Source records
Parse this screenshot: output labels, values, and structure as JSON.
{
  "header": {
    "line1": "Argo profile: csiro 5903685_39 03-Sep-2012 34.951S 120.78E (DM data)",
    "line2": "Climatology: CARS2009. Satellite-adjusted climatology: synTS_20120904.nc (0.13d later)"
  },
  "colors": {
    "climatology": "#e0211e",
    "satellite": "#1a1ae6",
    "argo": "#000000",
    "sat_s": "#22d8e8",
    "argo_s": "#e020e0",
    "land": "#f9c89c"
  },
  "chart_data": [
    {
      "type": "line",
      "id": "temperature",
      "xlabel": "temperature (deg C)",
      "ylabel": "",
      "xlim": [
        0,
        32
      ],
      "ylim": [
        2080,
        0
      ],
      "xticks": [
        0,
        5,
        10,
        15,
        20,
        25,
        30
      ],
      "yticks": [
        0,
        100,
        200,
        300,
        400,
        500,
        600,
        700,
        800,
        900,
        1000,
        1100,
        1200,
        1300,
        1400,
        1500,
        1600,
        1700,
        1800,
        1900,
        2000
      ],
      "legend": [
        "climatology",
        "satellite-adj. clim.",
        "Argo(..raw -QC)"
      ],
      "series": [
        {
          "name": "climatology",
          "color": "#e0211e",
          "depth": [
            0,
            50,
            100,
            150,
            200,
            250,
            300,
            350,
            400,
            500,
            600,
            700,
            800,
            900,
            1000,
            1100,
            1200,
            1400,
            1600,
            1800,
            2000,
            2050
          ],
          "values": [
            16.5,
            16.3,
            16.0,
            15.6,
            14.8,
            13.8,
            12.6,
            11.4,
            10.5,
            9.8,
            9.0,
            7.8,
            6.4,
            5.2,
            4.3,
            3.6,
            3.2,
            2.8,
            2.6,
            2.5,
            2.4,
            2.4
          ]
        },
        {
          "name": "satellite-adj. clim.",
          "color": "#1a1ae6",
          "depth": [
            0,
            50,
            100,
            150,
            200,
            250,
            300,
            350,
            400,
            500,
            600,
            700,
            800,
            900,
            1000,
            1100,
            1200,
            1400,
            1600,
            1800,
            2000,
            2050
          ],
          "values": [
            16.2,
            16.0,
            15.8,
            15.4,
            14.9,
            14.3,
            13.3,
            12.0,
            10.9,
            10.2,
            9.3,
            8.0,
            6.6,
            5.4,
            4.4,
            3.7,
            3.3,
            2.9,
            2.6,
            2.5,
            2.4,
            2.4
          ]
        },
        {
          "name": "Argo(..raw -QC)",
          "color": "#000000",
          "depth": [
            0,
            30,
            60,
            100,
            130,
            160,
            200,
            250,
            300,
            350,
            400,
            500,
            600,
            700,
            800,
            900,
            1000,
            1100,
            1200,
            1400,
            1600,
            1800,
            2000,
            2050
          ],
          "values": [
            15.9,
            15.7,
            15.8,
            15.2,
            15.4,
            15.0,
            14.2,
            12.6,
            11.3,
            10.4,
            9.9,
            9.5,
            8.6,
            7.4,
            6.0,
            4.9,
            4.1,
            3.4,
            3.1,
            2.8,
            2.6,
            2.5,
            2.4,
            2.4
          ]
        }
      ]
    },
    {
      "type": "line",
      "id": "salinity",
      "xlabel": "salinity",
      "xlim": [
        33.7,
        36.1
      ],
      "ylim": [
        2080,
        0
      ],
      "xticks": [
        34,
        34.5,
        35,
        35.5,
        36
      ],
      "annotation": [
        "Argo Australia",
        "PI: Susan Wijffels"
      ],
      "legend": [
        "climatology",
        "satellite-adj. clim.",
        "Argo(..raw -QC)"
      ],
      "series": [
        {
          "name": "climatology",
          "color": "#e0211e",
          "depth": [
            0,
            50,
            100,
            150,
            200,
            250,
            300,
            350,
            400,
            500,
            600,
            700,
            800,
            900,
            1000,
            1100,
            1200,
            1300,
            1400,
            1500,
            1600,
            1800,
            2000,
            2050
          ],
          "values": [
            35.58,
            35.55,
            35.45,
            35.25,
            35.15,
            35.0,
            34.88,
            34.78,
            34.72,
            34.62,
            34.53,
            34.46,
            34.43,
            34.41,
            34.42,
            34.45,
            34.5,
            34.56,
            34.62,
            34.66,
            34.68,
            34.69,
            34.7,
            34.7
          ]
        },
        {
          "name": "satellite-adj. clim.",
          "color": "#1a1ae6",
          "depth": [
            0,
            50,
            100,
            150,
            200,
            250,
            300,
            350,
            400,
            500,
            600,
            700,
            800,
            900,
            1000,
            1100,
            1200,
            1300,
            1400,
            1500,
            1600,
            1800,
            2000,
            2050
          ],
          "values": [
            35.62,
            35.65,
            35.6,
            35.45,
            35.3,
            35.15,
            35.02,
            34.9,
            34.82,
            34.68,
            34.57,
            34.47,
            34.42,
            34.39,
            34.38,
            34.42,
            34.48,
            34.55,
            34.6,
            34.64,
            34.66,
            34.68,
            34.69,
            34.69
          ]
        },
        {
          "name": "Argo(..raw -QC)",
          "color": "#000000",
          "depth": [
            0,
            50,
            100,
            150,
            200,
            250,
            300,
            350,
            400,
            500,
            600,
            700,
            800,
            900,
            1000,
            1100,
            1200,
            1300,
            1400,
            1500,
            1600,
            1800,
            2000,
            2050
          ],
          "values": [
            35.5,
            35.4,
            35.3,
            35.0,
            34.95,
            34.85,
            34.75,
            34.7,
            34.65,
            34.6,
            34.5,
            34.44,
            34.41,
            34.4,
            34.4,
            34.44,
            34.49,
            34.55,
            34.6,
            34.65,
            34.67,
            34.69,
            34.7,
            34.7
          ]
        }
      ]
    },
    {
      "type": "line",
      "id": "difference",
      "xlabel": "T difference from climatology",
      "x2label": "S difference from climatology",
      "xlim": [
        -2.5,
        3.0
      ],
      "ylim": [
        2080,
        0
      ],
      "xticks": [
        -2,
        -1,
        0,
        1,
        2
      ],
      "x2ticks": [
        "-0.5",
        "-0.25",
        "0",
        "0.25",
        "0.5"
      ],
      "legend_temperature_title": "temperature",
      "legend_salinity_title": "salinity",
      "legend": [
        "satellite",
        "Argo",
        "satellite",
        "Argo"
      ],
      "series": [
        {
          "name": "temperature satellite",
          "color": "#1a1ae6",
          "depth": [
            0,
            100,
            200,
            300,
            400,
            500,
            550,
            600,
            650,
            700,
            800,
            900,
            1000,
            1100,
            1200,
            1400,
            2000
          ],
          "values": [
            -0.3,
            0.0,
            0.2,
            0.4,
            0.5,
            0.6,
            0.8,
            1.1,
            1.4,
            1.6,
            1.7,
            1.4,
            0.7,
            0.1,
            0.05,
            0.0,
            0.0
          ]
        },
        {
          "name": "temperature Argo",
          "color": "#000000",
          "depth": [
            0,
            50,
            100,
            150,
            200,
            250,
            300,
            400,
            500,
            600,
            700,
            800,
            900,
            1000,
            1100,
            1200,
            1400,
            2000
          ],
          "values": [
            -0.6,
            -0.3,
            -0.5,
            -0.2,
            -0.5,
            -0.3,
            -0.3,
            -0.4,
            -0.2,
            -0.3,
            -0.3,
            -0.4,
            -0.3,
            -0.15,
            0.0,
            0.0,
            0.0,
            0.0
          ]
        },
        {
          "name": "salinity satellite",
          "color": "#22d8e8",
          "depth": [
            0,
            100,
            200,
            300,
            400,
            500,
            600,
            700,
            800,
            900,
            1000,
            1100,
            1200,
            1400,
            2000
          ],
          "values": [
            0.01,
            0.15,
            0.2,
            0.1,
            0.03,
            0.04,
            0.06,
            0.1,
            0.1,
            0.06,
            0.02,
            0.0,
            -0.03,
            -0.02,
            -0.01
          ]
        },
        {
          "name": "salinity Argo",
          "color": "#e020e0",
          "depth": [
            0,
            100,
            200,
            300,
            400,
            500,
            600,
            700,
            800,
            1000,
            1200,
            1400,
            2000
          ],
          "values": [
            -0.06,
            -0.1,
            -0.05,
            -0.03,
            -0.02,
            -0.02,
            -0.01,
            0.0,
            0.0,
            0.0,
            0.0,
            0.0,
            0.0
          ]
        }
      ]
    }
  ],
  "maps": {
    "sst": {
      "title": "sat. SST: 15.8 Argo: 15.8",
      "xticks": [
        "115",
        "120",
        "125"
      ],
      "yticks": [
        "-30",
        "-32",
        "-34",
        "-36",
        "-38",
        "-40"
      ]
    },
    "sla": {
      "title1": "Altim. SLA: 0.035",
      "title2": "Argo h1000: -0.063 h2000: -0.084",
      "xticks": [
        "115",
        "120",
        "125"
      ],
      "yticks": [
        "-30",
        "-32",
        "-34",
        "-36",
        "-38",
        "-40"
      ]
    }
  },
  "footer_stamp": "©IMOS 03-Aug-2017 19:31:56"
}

WHAT TO WORK ON: Identify every line where the string "from" appears.

EXERCISE ANSWER:
      "xlabel": "T difference from climatology",
      "x2label": "S difference from climatology",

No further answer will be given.